→ **Brief**:
Write down every entry below once more, exactly.

→ **Data rows**:
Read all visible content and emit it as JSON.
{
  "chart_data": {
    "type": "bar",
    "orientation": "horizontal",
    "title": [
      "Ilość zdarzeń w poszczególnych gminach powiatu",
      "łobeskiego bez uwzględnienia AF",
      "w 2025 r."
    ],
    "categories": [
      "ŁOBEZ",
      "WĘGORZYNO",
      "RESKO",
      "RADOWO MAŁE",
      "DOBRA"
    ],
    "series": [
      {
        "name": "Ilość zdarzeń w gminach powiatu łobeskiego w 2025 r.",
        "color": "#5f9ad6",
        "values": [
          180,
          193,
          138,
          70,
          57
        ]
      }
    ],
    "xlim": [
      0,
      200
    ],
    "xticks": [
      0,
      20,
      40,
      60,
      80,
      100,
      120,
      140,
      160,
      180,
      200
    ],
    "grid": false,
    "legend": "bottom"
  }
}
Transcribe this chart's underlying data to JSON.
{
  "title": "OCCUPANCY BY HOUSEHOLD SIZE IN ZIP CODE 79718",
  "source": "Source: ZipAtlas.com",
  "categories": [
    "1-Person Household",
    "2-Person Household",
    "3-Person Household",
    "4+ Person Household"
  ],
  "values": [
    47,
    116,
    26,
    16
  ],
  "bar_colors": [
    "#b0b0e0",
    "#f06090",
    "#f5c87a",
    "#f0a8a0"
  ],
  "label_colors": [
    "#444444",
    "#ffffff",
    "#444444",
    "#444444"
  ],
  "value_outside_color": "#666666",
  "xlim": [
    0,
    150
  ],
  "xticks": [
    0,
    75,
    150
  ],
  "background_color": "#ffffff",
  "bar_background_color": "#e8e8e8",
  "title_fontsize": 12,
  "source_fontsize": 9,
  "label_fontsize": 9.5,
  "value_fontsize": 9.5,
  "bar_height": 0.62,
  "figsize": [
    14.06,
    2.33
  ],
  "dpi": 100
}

→ **Problem solution**:
Read all visible content and emit it as JSON.
{
  "chart_data": {
    "type": "bar",
    "orientation": "horizontal",
    "title": [
      "Ilość zdarzeń w poszczególnych gminach powiatu",
      "łobeskiego bez uwzględnienia AF",
      "w 2025 r."
    ],
    "categories": [
      "ŁOBEZ",
      "WĘGORZYNO",
      "RESKO",
      "RADOWO MAŁE",
      "DOBRA"
    ],
    "series": [
      {
        "name": "Ilość zdarzeń w gminach powiatu łobeskiego w 2025 r.",
        "color": "#5f9ad6",
        "values": [
          180,
          193,
          138,
          70,
          57
        ]
      }
    ],
    "xlim": [
      0,
      200
    ],
    "xticks": [
      0,
      20,
      40,
      60,
      80,
      100,
      120,
      140,
      160,
      180,
      200
    ],
    "grid": false,
    "legend": "bottom"
  }
}
Transcribe this chart's underlying data to JSON.
{
  "title": "OCCUPANCY BY HOUSEHOLD SIZE IN ZIP CODE 79718",
  "source": "Source: ZipAtlas.com",
  "categories": [
    "1-Person Household",
    "2-Person Household",
    "3-Person Household",
    "4+ Person Household"
  ],
  "values": [
    47,
    116,
    26,
    16
  ],
  "bar_colors": [
    "#b0b0e0",
    "#f06090",
    "#f5c87a",
    "#f0a8a0"
  ],
  "label_colors": [
    "#444444",
    "#ffffff",
    "#444444",
    "#444444"
  ],
  "value_outside_color": "#666666",
  "xlim": [
    0,
    150
  ],
  "xticks": [
    0,
    75,
    150
  ],
  "background_color": "#ffffff",
  "bar_background_color": "#e8e8e8",
  "title_fontsize": 12,
  "source_fontsize": 9,
  "label_fontsize": 9.5,
  "value_fontsize": 9.5,
  "bar_height": 0.62,
  "figsize": [
    14.06,
    2.33
  ],
  "dpi": 100
}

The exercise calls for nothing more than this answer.